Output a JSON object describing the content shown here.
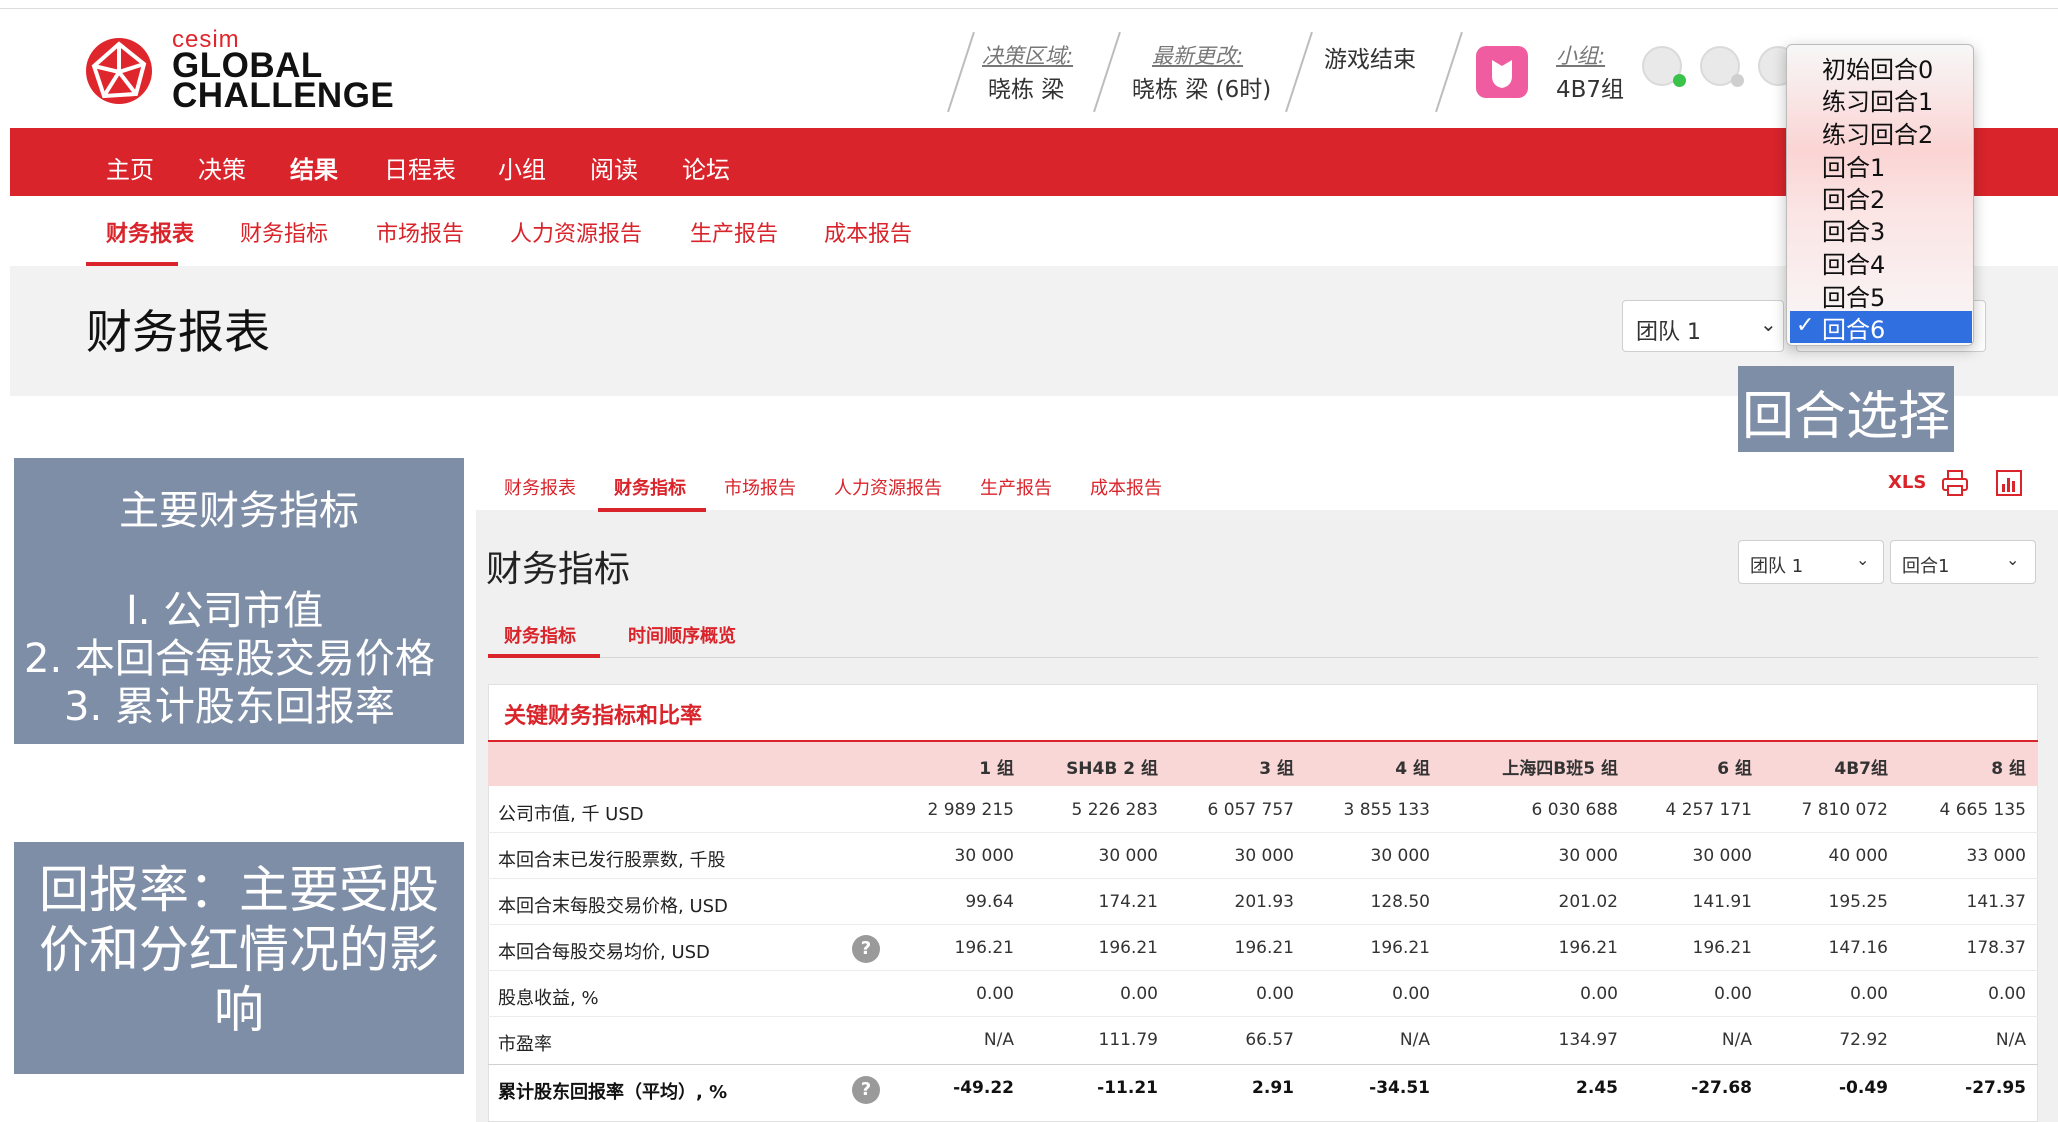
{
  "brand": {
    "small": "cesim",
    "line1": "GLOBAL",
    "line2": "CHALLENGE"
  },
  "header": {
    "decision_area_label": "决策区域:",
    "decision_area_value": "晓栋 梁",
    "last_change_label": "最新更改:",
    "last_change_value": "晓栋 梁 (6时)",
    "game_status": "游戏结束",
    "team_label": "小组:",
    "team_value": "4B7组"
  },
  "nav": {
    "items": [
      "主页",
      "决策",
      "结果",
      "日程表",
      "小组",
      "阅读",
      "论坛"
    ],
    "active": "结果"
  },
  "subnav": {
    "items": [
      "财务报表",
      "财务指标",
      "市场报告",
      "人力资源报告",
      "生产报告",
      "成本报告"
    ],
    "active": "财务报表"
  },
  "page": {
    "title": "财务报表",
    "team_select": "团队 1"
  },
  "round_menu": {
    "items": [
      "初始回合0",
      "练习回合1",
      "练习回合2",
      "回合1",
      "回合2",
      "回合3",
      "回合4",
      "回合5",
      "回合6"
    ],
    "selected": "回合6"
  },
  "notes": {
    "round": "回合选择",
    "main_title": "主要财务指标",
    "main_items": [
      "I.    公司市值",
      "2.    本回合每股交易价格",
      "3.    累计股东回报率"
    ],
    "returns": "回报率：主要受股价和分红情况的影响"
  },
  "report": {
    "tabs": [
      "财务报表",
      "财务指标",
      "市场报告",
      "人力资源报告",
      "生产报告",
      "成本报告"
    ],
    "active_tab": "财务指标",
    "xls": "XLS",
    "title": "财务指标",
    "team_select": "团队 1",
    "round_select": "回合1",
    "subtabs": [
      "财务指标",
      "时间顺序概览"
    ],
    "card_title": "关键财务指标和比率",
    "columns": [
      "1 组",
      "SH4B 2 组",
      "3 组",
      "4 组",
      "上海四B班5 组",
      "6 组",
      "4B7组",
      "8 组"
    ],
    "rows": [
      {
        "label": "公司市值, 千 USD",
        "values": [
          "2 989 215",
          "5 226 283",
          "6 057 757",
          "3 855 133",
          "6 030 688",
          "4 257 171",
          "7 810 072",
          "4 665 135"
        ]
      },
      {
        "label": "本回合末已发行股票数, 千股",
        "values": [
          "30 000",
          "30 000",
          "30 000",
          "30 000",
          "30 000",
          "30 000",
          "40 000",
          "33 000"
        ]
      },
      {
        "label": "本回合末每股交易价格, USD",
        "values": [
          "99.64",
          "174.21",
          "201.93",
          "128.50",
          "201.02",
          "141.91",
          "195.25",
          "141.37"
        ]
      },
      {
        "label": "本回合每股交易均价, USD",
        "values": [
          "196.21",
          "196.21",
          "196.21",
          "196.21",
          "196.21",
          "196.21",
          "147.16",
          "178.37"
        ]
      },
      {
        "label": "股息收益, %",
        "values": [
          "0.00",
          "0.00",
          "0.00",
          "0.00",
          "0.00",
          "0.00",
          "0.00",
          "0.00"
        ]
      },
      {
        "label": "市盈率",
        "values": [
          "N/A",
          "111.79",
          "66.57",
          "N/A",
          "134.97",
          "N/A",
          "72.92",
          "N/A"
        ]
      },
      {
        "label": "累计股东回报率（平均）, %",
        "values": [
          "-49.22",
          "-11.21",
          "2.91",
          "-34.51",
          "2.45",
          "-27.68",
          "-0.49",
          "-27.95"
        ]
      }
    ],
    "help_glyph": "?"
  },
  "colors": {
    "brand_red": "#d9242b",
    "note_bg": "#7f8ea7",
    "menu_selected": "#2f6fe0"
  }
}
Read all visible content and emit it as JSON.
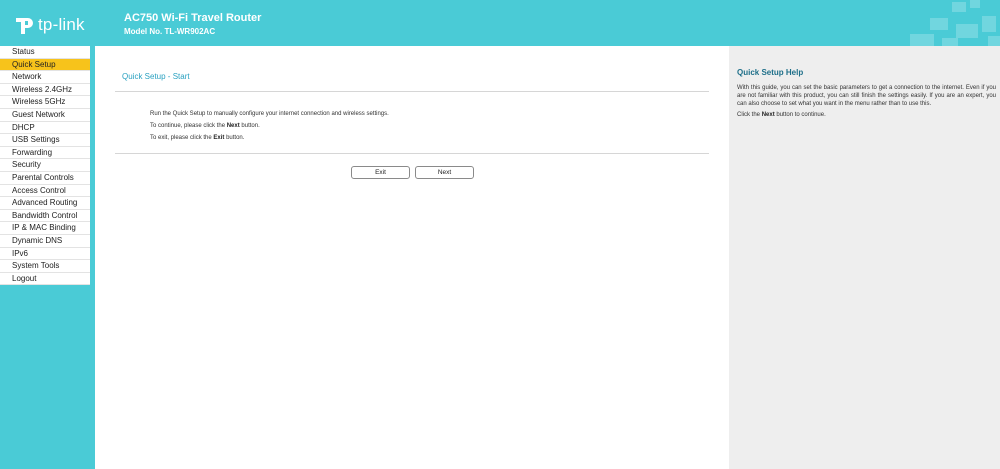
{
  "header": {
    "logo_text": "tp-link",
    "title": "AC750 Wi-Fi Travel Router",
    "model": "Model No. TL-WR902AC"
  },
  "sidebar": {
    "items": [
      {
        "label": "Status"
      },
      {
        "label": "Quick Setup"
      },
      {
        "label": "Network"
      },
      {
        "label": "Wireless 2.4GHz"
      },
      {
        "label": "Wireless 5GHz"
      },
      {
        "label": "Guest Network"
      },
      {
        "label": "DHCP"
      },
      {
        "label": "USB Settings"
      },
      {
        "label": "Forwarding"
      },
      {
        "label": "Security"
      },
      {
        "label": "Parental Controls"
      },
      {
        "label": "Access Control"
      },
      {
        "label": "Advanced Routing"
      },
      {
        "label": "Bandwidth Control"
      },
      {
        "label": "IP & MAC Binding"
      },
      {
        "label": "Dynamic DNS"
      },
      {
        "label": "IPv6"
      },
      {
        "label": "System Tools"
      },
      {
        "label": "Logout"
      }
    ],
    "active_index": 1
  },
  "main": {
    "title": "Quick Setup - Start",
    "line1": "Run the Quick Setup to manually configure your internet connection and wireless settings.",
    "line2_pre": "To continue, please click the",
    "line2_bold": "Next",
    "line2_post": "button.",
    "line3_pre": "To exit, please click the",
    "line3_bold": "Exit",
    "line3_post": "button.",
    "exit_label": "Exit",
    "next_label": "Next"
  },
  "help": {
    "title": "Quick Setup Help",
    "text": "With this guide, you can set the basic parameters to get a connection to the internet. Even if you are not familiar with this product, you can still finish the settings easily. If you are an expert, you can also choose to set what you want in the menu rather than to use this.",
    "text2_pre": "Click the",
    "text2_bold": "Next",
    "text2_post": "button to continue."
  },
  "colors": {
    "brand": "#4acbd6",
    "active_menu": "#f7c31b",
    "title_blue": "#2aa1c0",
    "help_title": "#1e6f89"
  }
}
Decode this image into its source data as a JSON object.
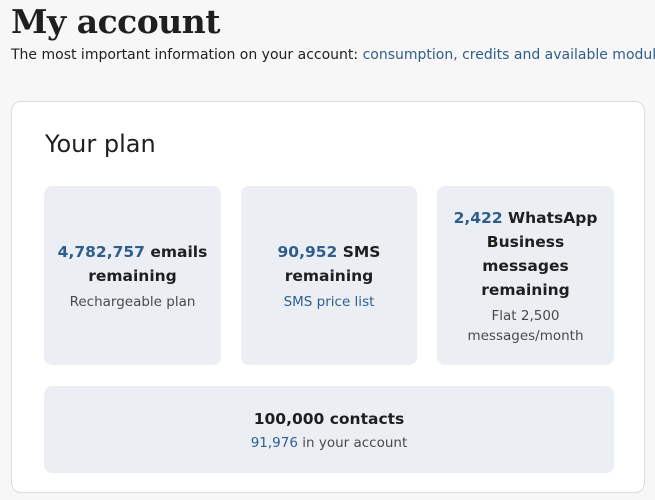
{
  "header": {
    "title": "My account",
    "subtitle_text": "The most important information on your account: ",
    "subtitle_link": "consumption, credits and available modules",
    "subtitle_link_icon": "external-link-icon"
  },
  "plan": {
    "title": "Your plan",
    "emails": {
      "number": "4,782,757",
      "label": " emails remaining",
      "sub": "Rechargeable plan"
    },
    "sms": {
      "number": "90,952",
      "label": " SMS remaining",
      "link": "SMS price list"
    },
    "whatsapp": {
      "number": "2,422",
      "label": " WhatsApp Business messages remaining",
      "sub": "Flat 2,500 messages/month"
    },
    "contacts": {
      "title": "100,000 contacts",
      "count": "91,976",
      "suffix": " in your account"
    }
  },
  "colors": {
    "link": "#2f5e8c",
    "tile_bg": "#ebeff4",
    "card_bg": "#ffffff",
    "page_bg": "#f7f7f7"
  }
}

EXERCISE TASK: Retype only the lines above from the one with "Decode this image" through the last, both ends included, keeping every picture out of the copy.

TASK ANSWER:
Decode this image into its source data as a JSON object.
{
  "header": {
    "title": "My account",
    "subtitle_text": "The most important information on your account: ",
    "subtitle_link": "consumption, credits and available modules",
    "subtitle_link_icon": "external-link-icon"
  },
  "plan": {
    "title": "Your plan",
    "emails": {
      "number": "4,782,757",
      "label": " emails remaining",
      "sub": "Rechargeable plan"
    },
    "sms": {
      "number": "90,952",
      "label": " SMS remaining",
      "link": "SMS price list"
    },
    "whatsapp": {
      "number": "2,422",
      "label": " WhatsApp Business messages remaining",
      "sub": "Flat 2,500 messages/month"
    },
    "contacts": {
      "title": "100,000 contacts",
      "count": "91,976",
      "suffix": " in your account"
    }
  },
  "colors": {
    "link": "#2f5e8c",
    "tile_bg": "#ebeff4",
    "card_bg": "#ffffff",
    "page_bg": "#f7f7f7"
  }
}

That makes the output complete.